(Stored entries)
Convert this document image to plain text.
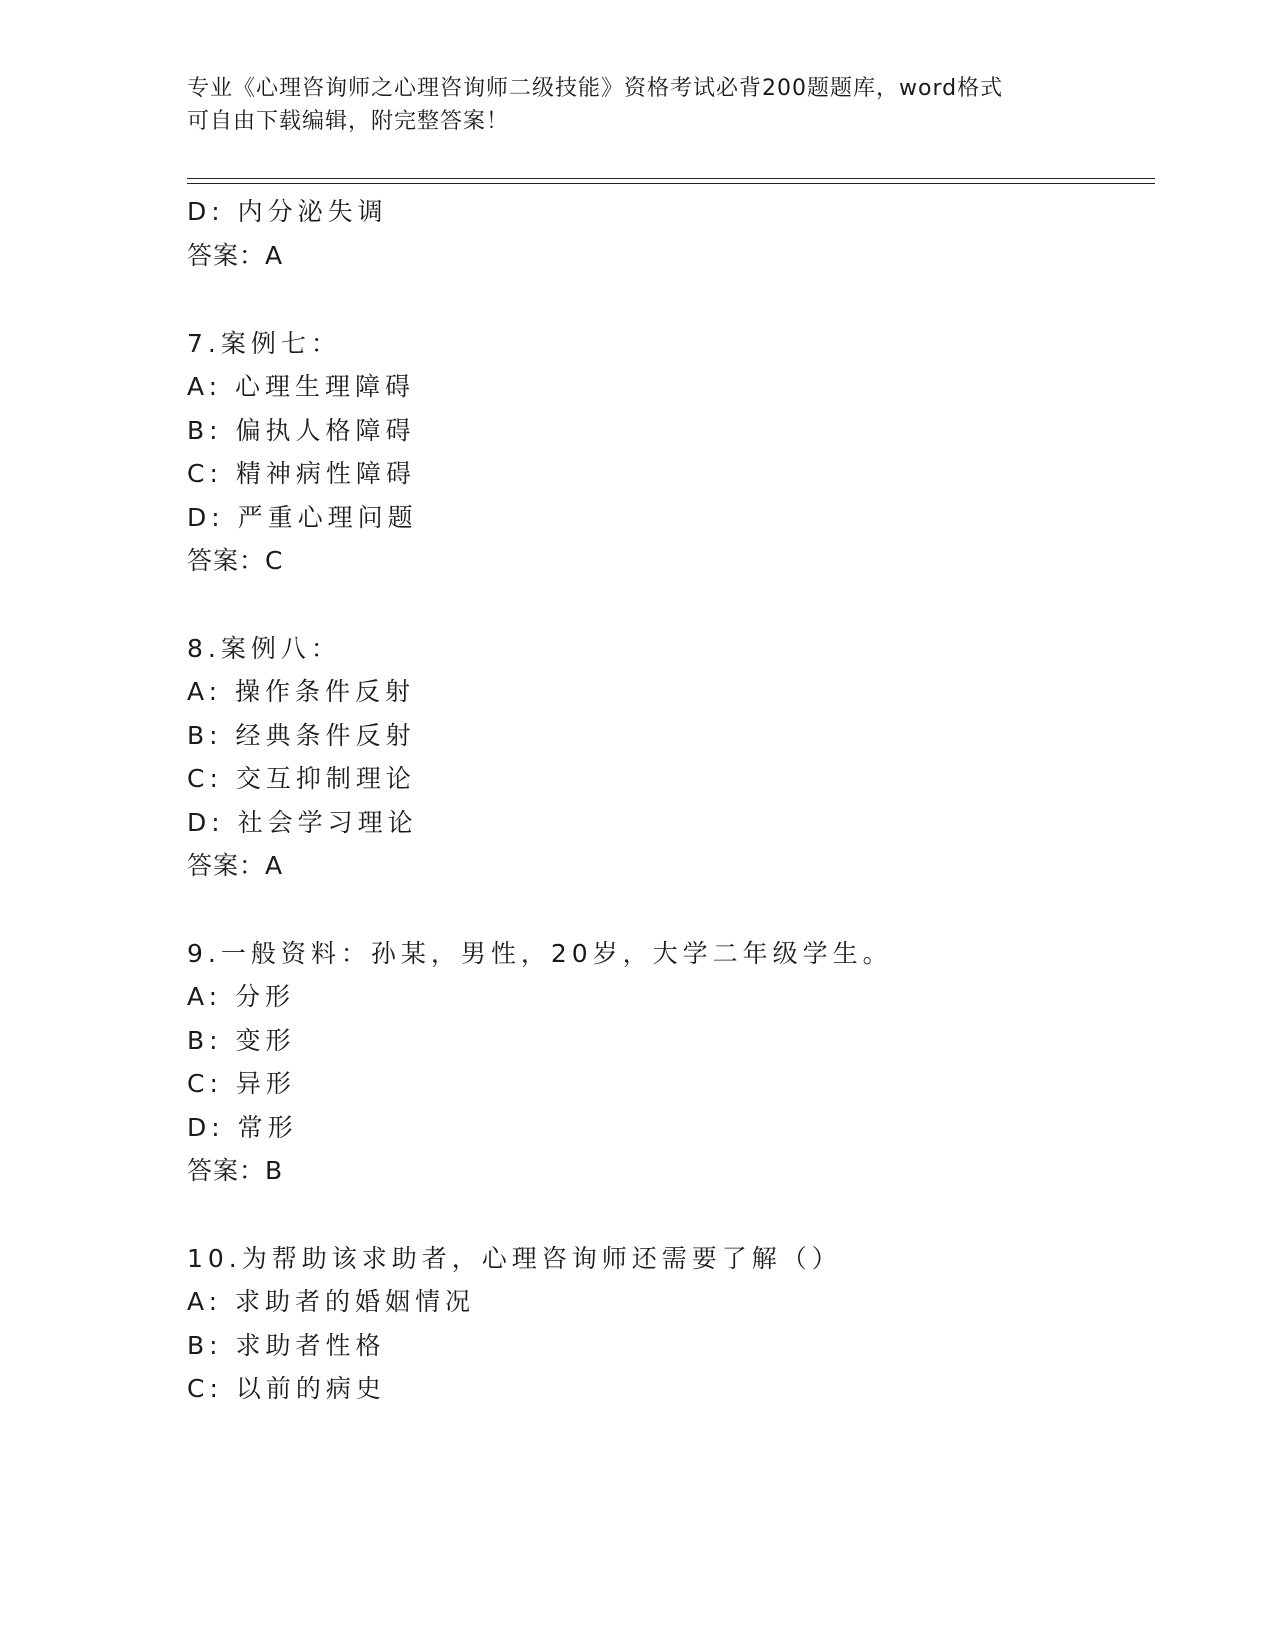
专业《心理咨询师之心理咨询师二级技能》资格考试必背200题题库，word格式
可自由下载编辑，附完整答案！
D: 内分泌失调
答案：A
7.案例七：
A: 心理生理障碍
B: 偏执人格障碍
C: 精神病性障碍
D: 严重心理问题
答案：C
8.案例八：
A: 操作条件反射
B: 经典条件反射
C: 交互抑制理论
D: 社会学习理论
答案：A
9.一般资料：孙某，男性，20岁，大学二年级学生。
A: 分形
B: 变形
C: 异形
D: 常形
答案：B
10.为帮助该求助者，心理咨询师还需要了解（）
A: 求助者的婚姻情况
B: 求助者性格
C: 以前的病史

→ Task
Make a verbatim copy of all the entries and strip out the pictures.

→ Task answer
Convert this document image to plain text.
专业《心理咨询师之心理咨询师二级技能》资格考试必背200题题库，word格式
可自由下载编辑，附完整答案！
D: 内分泌失调
答案：A
7.案例七：
A: 心理生理障碍
B: 偏执人格障碍
C: 精神病性障碍
D: 严重心理问题
答案：C
8.案例八：
A: 操作条件反射
B: 经典条件反射
C: 交互抑制理论
D: 社会学习理论
答案：A
9.一般资料：孙某，男性，20岁，大学二年级学生。
A: 分形
B: 变形
C: 异形
D: 常形
答案：B
10.为帮助该求助者，心理咨询师还需要了解（）
A: 求助者的婚姻情况
B: 求助者性格
C: 以前的病史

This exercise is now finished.